[Supplied records]
--- --- ---

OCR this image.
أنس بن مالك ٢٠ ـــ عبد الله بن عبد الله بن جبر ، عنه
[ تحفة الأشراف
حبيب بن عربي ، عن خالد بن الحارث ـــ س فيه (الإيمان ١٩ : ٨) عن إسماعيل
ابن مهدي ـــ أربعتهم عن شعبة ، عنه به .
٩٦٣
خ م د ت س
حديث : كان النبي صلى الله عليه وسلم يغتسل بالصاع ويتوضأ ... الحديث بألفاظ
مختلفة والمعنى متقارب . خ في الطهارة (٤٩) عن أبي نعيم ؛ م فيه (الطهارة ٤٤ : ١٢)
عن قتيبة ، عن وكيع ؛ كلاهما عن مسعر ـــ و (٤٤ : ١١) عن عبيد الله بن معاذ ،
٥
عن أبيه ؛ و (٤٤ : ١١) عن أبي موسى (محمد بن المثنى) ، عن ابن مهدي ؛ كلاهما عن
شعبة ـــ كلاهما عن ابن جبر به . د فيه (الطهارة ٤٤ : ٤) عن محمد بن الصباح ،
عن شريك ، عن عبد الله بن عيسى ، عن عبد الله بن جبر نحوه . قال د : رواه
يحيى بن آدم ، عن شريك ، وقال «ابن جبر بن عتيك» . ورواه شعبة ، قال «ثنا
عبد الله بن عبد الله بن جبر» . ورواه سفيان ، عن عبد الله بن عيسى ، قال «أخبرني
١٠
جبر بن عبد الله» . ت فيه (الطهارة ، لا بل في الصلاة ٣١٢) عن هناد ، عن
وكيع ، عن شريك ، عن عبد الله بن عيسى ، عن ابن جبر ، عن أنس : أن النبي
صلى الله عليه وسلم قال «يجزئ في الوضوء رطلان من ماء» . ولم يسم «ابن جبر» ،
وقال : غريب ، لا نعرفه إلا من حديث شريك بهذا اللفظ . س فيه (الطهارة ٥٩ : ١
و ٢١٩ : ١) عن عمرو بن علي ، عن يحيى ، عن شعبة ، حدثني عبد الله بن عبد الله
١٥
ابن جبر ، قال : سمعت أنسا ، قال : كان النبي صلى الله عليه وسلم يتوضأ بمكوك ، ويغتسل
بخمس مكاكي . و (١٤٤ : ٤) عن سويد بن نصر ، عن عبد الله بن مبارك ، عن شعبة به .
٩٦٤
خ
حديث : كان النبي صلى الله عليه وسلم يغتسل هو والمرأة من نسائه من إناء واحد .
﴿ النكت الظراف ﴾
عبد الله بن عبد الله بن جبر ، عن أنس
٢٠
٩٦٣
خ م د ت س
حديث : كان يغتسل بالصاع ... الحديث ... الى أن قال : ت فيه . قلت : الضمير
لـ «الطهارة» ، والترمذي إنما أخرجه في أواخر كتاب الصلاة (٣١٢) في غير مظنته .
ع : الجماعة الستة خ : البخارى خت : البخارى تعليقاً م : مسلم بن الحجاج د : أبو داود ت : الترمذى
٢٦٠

--- --- ---

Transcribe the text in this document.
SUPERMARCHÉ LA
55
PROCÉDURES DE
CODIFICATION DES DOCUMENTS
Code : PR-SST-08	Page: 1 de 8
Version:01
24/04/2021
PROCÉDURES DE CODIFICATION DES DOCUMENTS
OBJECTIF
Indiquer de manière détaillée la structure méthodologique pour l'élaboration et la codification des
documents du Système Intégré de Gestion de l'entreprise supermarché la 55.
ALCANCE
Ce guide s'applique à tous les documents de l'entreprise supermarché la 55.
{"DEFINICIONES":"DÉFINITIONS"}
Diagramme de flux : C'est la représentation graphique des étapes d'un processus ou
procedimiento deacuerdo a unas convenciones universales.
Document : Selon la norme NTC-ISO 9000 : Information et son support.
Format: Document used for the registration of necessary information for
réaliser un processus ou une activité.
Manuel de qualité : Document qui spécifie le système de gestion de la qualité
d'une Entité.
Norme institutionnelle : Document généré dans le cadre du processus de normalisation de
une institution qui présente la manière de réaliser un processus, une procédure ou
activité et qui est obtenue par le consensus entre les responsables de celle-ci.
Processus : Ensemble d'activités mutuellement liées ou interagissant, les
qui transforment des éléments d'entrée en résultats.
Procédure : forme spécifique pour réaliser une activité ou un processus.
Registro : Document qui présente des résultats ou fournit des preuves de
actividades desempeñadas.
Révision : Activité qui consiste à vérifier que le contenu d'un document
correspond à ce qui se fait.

--- --- ---

[What is expected] Each line of the data that includes the word "حديث" counts once; report the total and nothing more.

[Reply] 4